Description of the task | Write out all of the data without omission, exactly as shown.

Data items
* * *
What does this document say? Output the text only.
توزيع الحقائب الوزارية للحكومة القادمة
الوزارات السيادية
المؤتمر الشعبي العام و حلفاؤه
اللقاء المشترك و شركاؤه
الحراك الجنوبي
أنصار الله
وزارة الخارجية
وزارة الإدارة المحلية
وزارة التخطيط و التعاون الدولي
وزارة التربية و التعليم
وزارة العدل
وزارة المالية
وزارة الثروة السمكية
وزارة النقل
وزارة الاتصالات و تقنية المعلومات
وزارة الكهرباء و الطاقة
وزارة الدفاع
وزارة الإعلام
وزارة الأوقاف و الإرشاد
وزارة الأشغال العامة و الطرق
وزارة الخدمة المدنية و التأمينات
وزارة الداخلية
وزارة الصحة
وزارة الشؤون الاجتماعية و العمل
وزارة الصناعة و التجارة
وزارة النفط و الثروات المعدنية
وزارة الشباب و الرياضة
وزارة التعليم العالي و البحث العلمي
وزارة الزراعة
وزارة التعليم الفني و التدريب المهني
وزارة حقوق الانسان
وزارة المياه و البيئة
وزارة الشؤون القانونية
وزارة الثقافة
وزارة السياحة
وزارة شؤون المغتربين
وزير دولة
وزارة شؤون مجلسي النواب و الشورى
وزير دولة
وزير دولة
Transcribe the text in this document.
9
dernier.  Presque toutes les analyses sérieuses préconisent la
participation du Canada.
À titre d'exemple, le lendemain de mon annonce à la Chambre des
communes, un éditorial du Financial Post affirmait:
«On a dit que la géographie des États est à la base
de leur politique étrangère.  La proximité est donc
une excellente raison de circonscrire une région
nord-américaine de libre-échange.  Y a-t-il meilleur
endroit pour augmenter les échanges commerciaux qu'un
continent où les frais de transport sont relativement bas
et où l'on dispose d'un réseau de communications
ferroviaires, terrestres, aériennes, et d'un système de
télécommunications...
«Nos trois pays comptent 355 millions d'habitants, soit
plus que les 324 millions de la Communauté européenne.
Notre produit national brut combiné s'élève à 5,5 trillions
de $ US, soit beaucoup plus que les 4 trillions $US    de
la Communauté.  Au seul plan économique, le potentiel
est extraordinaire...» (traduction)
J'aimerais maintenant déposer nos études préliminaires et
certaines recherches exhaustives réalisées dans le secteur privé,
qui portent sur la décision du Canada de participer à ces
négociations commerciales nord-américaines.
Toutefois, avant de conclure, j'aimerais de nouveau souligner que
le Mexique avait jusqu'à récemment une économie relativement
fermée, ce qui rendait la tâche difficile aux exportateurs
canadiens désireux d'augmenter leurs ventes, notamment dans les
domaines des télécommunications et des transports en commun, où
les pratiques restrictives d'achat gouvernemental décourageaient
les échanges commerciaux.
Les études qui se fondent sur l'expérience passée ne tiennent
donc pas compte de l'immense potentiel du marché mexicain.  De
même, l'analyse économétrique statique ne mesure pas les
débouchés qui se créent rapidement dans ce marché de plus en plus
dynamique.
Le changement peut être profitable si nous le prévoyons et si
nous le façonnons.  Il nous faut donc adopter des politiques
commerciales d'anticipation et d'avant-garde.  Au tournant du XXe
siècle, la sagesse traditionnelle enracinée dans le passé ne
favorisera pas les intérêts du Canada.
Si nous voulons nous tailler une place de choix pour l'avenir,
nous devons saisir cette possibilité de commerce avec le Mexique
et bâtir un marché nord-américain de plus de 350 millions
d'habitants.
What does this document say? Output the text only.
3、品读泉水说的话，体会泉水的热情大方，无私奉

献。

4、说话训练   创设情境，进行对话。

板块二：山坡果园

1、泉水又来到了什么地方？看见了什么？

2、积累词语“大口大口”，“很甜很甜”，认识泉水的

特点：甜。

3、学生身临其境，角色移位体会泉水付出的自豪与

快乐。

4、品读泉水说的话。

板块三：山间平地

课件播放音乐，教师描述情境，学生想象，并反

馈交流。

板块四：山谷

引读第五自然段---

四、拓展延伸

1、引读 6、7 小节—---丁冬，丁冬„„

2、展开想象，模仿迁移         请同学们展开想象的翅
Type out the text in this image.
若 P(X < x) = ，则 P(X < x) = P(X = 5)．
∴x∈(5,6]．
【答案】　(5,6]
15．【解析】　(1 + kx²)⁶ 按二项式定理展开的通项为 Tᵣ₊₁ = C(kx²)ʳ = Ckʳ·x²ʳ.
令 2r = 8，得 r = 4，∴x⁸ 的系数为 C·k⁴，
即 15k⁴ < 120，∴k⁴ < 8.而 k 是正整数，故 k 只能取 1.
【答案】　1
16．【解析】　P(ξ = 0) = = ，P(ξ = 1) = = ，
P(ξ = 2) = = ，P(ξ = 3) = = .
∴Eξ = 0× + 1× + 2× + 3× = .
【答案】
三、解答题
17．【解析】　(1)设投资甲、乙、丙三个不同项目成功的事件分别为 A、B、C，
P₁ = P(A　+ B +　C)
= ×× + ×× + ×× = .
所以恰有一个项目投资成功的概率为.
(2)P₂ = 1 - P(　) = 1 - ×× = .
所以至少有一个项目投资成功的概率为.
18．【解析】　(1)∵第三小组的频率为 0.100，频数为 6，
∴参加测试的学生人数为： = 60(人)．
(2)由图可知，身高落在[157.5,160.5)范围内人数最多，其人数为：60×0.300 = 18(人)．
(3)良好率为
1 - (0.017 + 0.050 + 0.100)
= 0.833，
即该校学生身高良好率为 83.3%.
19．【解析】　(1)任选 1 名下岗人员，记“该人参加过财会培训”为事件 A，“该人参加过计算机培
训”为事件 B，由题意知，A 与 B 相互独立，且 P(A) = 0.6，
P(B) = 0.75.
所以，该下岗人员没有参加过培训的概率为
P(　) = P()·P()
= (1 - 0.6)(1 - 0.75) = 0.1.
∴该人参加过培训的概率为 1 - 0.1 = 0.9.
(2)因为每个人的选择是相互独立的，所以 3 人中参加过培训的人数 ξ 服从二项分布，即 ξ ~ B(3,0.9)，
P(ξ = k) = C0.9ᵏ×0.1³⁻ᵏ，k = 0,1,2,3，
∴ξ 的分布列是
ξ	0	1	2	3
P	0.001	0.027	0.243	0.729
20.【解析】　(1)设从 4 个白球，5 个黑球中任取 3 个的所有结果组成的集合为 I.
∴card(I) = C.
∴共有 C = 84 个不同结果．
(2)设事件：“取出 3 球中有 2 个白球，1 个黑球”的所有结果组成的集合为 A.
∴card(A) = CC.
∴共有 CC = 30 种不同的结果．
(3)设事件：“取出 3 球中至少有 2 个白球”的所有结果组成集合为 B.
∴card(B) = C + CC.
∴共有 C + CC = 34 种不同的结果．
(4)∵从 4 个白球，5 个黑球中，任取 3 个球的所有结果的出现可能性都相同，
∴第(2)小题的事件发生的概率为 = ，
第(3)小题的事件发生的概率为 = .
* * *
Output of the exercise |
What does this document say? Output the text only.
توزيع الحقائب الوزارية للحكومة القادمة
الوزارات السيادية
المؤتمر الشعبي العام و حلفاؤه
اللقاء المشترك و شركاؤه
الحراك الجنوبي
أنصار الله
وزارة الخارجية
وزارة الإدارة المحلية
وزارة التخطيط و التعاون الدولي
وزارة التربية و التعليم
وزارة العدل
وزارة المالية
وزارة الثروة السمكية
وزارة النقل
وزارة الاتصالات و تقنية المعلومات
وزارة الكهرباء و الطاقة
وزارة الدفاع
وزارة الإعلام
وزارة الأوقاف و الإرشاد
وزارة الأشغال العامة و الطرق
وزارة الخدمة المدنية و التأمينات
وزارة الداخلية
وزارة الصحة
وزارة الشؤون الاجتماعية و العمل
وزارة الصناعة و التجارة
وزارة النفط و الثروات المعدنية
وزارة الشباب و الرياضة
وزارة التعليم العالي و البحث العلمي
وزارة الزراعة
وزارة التعليم الفني و التدريب المهني
وزارة حقوق الانسان
وزارة المياه و البيئة
وزارة الشؤون القانونية
وزارة الثقافة
وزارة السياحة
وزارة شؤون المغتربين
وزير دولة
وزارة شؤون مجلسي النواب و الشورى
وزير دولة
وزير دولة
Transcribe the text in this document.
9
dernier.  Presque toutes les analyses sérieuses préconisent la
participation du Canada.
À titre d'exemple, le lendemain de mon annonce à la Chambre des
communes, un éditorial du Financial Post affirmait:
«On a dit que la géographie des États est à la base
de leur politique étrangère.  La proximité est donc
une excellente raison de circonscrire une région
nord-américaine de libre-échange.  Y a-t-il meilleur
endroit pour augmenter les échanges commerciaux qu'un
continent où les frais de transport sont relativement bas
et où l'on dispose d'un réseau de communications
ferroviaires, terrestres, aériennes, et d'un système de
télécommunications...
«Nos trois pays comptent 355 millions d'habitants, soit
plus que les 324 millions de la Communauté européenne.
Notre produit national brut combiné s'élève à 5,5 trillions
de $ US, soit beaucoup plus que les 4 trillions $US    de
la Communauté.  Au seul plan économique, le potentiel
est extraordinaire...» (traduction)
J'aimerais maintenant déposer nos études préliminaires et
certaines recherches exhaustives réalisées dans le secteur privé,
qui portent sur la décision du Canada de participer à ces
négociations commerciales nord-américaines.
Toutefois, avant de conclure, j'aimerais de nouveau souligner que
le Mexique avait jusqu'à récemment une économie relativement
fermée, ce qui rendait la tâche difficile aux exportateurs
canadiens désireux d'augmenter leurs ventes, notamment dans les
domaines des télécommunications et des transports en commun, où
les pratiques restrictives d'achat gouvernemental décourageaient
les échanges commerciaux.
Les études qui se fondent sur l'expérience passée ne tiennent
donc pas compte de l'immense potentiel du marché mexicain.  De
même, l'analyse économétrique statique ne mesure pas les
débouchés qui se créent rapidement dans ce marché de plus en plus
dynamique.
Le changement peut être profitable si nous le prévoyons et si
nous le façonnons.  Il nous faut donc adopter des politiques
commerciales d'anticipation et d'avant-garde.  Au tournant du XXe
siècle, la sagesse traditionnelle enracinée dans le passé ne
favorisera pas les intérêts du Canada.
Si nous voulons nous tailler une place de choix pour l'avenir,
nous devons saisir cette possibilité de commerce avec le Mexique
et bâtir un marché nord-américain de plus de 350 millions
d'habitants.
What does this document say? Output the text only.
3、品读泉水说的话，体会泉水的热情大方，无私奉

献。

4、说话训练   创设情境，进行对话。

板块二：山坡果园

1、泉水又来到了什么地方？看见了什么？

2、积累词语“大口大口”，“很甜很甜”，认识泉水的

特点：甜。

3、学生身临其境，角色移位体会泉水付出的自豪与

快乐。

4、品读泉水说的话。

板块三：山间平地

课件播放音乐，教师描述情境，学生想象，并反

馈交流。

板块四：山谷

引读第五自然段---

四、拓展延伸

1、引读 6、7 小节—---丁冬，丁冬„„

2、展开想象，模仿迁移         请同学们展开想象的翅
Type out the text in this image.
若 P(X < x) = ，则 P(X < x) = P(X = 5)．
∴x∈(5,6]．
【答案】　(5,6]
15．【解析】　(1 + kx²)⁶ 按二项式定理展开的通项为 Tᵣ₊₁ = C(kx²)ʳ = Ckʳ·x²ʳ.
令 2r = 8，得 r = 4，∴x⁸ 的系数为 C·k⁴，
即 15k⁴ < 120，∴k⁴ < 8.而 k 是正整数，故 k 只能取 1.
【答案】　1
16．【解析】　P(ξ = 0) = = ，P(ξ = 1) = = ，
P(ξ = 2) = = ，P(ξ = 3) = = .
∴Eξ = 0× + 1× + 2× + 3× = .
【答案】
三、解答题
17．【解析】　(1)设投资甲、乙、丙三个不同项目成功的事件分别为 A、B、C，
P₁ = P(A　+ B +　C)
= ×× + ×× + ×× = .
所以恰有一个项目投资成功的概率为.
(2)P₂ = 1 - P(　) = 1 - ×× = .
所以至少有一个项目投资成功的概率为.
18．【解析】　(1)∵第三小组的频率为 0.100，频数为 6，
∴参加测试的学生人数为： = 60(人)．
(2)由图可知，身高落在[157.5,160.5)范围内人数最多，其人数为：60×0.300 = 18(人)．
(3)良好率为
1 - (0.017 + 0.050 + 0.100)
= 0.833，
即该校学生身高良好率为 83.3%.
19．【解析】　(1)任选 1 名下岗人员，记“该人参加过财会培训”为事件 A，“该人参加过计算机培
训”为事件 B，由题意知，A 与 B 相互独立，且 P(A) = 0.6，
P(B) = 0.75.
所以，该下岗人员没有参加过培训的概率为
P(　) = P()·P()
= (1 - 0.6)(1 - 0.75) = 0.1.
∴该人参加过培训的概率为 1 - 0.1 = 0.9.
(2)因为每个人的选择是相互独立的，所以 3 人中参加过培训的人数 ξ 服从二项分布，即 ξ ~ B(3,0.9)，
P(ξ = k) = C0.9ᵏ×0.1³⁻ᵏ，k = 0,1,2,3，
∴ξ 的分布列是
ξ	0	1	2	3
P	0.001	0.027	0.243	0.729
20.【解析】　(1)设从 4 个白球，5 个黑球中任取 3 个的所有结果组成的集合为 I.
∴card(I) = C.
∴共有 C = 84 个不同结果．
(2)设事件：“取出 3 球中有 2 个白球，1 个黑球”的所有结果组成的集合为 A.
∴card(A) = CC.
∴共有 CC = 30 种不同的结果．
(3)设事件：“取出 3 球中至少有 2 个白球”的所有结果组成集合为 B.
∴card(B) = C + CC.
∴共有 C + CC = 34 种不同的结果．
(4)∵从 4 个白球，5 个黑球中，任取 3 个球的所有结果的出现可能性都相同，
∴第(2)小题的事件发生的概率为 = ，
第(3)小题的事件发生的概率为 = .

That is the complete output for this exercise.